- **Requests**
1. In the Year 2000 guidance text, by what date will the FDIC complete an on-site review of Year 2000 compliance at each institution it supervises?
2. From the Year 2000 guidance text, return the passage starting at "The FFIEC statement" and ending at "appropriate internal testing.", copied word for word.

- **Passage to read**
###

Emphasize the importance of senior management and board of Directors participation in the resolution and oversight process, and encourage those parties to provide sufficient resources to resolve Year 2000 problems.
Require a formal project plan that includes quarterly status reports from management to the board of Directors.
The FFIEC statement clarifies the guidance relating to certification from vendors that products and services are Year 2000 compliant. Formal vendor certification is not required. Financial institutions should communicate with their vendors and conduct due diligence and appropriate internal testing.
The Federal banking agencies have expanded their review of data processing servicers to focus on Year 2000 issues. Affected institutions supervised by the FDIC will be notified of the results of the reviews. Although the FDIC will inform serviced institutions of significant weaknesses, neither the FDIC nor the other Federal regulators will certify a servicer as Year 2000 compliant. Institutions are expected to solicit, from the servicer, information sufficient to form an independent conclusion of the servicer's Year 2000 readiness.
The FDIC, along with the other Federal banking agencies and state banking authorities, will monitor the progress of each financial institution. The FDIC will conduct an on-site review of Year 2000 compliance at each institution it supervises prior to June 30, 1998. The review will assess:
The institution's progress in establishing, implementing, and monitoring a Year 2000 plan.
Efforts to monitor the progress of data servicers, software providers, and other vendors.
The impact of the Year 2000 problem on credit risk.
An institution's failure to appropriately address Year 2000 problems may result in supervisory action. Supervisory actions may include formal or informal enforcement actions, the denial of applications filed pursuant to Sections 18 and 24, among others, of the Federal Deposit Insurance Act, civil money penalties, and a reduction in the management component rating or the institution's composite rating.

###

- **Given information**
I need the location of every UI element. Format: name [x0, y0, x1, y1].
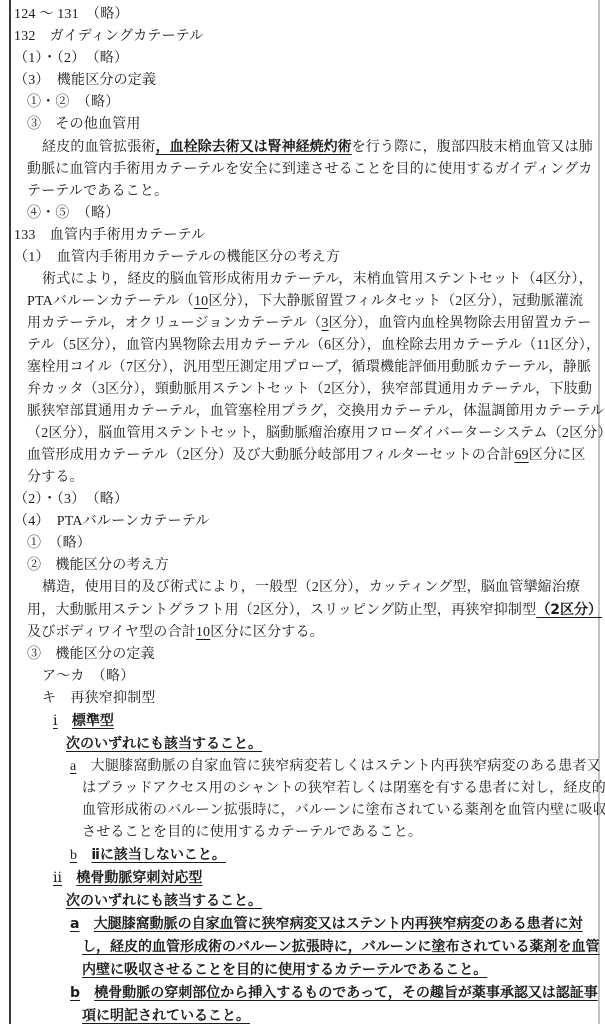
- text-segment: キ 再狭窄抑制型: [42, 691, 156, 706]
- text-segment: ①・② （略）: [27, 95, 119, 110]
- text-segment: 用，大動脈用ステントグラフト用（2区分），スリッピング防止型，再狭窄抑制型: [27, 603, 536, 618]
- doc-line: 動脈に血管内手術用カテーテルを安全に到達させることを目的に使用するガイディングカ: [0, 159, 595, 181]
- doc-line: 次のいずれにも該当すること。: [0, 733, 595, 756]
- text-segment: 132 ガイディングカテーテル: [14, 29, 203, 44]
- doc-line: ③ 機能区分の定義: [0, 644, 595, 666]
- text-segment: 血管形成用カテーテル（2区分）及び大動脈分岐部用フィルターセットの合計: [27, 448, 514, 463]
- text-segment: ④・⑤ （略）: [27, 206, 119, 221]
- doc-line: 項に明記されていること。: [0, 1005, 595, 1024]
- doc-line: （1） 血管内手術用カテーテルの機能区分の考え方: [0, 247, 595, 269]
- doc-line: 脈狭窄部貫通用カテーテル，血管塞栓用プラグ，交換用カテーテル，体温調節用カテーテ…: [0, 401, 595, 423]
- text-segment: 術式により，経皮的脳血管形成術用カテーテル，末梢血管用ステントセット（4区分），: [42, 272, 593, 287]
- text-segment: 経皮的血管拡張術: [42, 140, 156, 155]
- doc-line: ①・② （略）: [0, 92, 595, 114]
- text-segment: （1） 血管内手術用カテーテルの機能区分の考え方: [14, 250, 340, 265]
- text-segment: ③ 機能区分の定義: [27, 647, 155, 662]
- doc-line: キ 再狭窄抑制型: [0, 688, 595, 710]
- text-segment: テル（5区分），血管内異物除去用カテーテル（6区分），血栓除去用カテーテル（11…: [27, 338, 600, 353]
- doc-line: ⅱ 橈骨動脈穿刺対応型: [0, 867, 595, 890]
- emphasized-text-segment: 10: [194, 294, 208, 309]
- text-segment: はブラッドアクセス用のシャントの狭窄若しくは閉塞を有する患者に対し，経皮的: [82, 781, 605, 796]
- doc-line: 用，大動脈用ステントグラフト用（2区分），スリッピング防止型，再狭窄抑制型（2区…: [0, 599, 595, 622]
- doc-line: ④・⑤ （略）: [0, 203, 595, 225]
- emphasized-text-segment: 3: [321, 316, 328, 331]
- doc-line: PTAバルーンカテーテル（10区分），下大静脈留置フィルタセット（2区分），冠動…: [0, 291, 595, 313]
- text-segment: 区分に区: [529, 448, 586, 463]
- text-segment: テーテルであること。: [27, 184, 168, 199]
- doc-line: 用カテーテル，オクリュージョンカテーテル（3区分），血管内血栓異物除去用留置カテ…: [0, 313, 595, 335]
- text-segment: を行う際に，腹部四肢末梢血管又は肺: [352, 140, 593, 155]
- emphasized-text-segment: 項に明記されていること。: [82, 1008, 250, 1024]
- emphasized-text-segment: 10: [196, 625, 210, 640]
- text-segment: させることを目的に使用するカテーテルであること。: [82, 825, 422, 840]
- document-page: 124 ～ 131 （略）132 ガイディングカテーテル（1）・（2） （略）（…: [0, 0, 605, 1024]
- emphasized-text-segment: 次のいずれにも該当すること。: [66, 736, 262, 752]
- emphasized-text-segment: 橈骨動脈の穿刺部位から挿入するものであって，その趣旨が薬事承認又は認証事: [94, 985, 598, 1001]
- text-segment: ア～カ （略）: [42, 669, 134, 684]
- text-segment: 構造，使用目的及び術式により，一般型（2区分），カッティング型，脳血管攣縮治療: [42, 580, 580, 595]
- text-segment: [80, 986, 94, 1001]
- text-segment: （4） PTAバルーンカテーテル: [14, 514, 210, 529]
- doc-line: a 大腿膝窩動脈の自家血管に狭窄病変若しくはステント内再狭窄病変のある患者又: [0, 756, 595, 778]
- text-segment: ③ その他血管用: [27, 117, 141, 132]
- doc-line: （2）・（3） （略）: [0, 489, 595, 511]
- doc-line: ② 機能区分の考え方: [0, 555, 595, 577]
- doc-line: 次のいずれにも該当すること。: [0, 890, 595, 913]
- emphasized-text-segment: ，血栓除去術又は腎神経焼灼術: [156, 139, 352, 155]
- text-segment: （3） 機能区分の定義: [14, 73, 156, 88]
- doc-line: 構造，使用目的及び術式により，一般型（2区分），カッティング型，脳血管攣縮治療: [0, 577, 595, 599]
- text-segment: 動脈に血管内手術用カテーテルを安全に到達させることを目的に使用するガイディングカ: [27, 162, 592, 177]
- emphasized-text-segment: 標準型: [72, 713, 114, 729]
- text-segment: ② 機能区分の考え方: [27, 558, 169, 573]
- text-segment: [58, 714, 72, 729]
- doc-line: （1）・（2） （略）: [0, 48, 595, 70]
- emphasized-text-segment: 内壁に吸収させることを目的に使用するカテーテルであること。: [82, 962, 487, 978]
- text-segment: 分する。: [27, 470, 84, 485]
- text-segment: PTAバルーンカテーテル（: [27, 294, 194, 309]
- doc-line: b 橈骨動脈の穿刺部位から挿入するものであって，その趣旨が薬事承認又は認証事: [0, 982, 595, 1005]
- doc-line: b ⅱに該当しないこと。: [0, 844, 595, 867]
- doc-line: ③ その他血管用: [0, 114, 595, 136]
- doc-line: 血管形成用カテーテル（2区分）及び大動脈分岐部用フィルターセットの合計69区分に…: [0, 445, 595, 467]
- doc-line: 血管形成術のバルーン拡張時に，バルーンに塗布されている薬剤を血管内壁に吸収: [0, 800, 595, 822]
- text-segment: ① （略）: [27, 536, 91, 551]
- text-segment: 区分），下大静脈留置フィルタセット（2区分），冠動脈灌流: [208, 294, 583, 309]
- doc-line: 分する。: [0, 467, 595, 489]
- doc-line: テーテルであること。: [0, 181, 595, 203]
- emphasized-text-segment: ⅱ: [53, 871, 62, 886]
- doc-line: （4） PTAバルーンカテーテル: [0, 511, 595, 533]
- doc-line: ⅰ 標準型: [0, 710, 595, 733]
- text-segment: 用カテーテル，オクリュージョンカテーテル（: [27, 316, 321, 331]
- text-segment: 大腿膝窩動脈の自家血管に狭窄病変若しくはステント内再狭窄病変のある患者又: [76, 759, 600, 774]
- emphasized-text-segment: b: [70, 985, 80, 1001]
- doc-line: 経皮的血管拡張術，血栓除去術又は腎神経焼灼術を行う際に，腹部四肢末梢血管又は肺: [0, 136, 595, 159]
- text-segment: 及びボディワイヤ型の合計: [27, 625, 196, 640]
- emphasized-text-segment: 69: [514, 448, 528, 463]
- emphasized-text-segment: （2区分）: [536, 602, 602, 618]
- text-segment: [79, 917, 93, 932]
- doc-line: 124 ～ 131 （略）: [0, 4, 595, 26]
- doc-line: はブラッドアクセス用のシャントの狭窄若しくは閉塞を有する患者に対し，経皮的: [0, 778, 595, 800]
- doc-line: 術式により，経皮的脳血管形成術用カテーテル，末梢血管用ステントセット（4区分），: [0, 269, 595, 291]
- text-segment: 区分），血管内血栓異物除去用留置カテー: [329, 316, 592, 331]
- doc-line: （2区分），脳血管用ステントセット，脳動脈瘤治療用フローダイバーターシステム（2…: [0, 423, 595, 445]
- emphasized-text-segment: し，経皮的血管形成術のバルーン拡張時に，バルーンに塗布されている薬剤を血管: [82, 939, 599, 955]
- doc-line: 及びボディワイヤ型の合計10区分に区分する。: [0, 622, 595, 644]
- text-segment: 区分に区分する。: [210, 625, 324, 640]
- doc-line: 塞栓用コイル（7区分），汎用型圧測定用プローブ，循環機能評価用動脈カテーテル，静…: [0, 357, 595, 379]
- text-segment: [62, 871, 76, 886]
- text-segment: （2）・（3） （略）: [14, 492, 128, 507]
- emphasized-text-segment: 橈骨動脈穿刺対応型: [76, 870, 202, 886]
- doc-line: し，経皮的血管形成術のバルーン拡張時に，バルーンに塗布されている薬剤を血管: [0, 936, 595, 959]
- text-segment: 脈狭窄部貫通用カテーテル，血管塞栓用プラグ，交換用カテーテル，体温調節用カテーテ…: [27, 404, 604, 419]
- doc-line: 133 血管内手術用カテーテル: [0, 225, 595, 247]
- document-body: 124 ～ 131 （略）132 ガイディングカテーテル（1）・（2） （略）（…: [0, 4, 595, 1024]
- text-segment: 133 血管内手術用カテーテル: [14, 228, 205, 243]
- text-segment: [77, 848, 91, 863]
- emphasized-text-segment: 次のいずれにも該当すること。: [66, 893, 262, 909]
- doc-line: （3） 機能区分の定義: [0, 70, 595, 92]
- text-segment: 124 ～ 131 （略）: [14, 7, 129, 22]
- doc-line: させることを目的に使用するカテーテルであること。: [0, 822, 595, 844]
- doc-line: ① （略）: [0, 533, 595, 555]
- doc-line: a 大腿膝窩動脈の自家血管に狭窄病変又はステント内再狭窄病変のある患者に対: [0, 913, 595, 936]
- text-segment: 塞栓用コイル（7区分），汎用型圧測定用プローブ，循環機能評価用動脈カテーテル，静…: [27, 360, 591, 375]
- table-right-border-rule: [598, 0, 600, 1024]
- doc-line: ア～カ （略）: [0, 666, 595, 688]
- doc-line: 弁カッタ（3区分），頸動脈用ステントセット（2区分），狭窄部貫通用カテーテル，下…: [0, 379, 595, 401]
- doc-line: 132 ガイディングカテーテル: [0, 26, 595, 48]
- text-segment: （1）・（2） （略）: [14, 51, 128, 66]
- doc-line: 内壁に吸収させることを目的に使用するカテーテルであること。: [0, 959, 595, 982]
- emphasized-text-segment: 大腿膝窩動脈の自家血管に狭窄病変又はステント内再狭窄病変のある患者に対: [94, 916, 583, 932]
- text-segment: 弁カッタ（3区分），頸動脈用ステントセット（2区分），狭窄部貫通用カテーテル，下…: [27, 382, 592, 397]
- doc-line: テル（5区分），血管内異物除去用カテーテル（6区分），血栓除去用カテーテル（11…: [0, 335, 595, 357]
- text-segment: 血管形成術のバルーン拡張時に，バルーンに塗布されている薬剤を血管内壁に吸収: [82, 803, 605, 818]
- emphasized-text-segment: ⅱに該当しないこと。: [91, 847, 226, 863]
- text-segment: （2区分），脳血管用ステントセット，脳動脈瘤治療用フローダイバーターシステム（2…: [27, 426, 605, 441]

###

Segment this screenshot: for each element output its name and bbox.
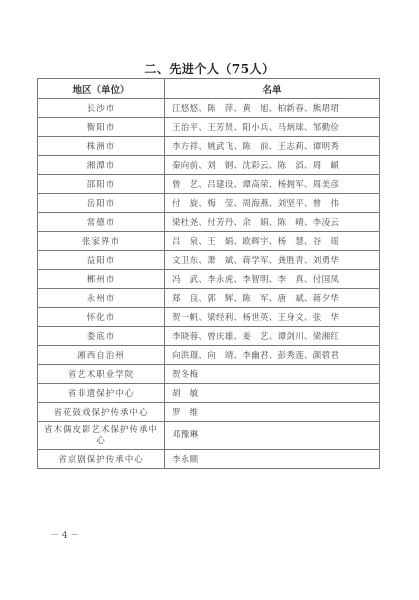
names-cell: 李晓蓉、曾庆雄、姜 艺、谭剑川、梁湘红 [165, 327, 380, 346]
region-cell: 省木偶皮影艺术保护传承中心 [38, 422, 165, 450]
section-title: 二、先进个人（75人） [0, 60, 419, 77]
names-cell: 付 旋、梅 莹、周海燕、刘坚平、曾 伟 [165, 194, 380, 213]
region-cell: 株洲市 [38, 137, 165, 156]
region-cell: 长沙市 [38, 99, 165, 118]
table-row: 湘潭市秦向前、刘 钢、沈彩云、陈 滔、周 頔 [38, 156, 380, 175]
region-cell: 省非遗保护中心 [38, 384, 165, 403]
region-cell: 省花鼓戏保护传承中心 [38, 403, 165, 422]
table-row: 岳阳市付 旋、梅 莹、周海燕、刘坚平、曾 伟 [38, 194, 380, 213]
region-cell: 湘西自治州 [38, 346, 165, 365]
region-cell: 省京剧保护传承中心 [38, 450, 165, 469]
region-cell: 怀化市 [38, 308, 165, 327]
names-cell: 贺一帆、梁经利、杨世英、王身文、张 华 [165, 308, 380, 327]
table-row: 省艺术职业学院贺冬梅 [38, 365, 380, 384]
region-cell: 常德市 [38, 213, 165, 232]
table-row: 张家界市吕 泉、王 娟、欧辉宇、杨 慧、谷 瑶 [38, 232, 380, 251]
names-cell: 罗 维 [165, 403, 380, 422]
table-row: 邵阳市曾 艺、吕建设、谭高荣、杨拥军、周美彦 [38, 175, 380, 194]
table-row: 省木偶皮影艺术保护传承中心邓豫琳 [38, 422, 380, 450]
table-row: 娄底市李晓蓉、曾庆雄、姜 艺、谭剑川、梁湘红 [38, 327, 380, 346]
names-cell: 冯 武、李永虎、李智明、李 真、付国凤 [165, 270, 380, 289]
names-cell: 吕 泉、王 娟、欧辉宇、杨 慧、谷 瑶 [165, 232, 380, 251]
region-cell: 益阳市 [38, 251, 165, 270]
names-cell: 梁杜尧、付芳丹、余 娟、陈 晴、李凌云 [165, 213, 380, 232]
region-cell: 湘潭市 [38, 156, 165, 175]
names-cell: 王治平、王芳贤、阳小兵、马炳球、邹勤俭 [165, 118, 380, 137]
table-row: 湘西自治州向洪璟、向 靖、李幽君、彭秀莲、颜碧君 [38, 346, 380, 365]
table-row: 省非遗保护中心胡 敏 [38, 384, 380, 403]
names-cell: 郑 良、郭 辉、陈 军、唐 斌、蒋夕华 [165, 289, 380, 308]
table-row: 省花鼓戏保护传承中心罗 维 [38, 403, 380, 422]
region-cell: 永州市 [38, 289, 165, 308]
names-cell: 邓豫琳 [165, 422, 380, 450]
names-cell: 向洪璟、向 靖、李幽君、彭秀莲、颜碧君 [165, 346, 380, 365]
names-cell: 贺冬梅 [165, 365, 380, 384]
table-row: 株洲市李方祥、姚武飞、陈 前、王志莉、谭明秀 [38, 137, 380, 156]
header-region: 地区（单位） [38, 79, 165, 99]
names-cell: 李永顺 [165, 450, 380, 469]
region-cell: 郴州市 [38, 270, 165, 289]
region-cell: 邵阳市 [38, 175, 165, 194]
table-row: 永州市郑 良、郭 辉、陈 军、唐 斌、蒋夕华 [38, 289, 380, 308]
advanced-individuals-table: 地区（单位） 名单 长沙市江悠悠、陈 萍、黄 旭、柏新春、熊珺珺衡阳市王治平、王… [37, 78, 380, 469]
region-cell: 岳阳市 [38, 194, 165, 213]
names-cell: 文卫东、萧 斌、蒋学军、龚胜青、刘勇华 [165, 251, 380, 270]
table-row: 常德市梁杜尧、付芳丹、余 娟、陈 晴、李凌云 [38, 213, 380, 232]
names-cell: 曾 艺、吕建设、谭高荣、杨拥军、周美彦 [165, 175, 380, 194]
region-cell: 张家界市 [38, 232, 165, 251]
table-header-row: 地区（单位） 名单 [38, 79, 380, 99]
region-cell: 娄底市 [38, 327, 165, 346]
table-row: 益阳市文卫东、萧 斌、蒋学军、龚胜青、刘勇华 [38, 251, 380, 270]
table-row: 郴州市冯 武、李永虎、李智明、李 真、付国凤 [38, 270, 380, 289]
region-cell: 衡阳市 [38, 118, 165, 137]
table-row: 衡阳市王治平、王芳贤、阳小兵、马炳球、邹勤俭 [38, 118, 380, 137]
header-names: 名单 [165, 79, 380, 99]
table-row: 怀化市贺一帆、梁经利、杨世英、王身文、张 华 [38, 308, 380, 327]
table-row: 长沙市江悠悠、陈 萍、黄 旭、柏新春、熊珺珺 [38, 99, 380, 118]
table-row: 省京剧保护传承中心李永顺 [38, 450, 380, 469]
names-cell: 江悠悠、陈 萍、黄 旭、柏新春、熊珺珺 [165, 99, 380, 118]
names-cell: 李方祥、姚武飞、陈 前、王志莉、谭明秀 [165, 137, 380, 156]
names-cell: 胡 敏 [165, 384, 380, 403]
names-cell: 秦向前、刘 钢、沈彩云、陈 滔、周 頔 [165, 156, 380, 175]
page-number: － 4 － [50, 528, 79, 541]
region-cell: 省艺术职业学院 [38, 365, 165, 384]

###

- **Solutions per task**
1. Prior to June 30, 1998.

2.
The FFIEC statement clarifies the guidance relating to certification from vendors that products and services are Year 2000 compliant. Formal vendor certification is not required. Financial institutions should communicate with their vendors and conduct due diligence and appropriate internal testing.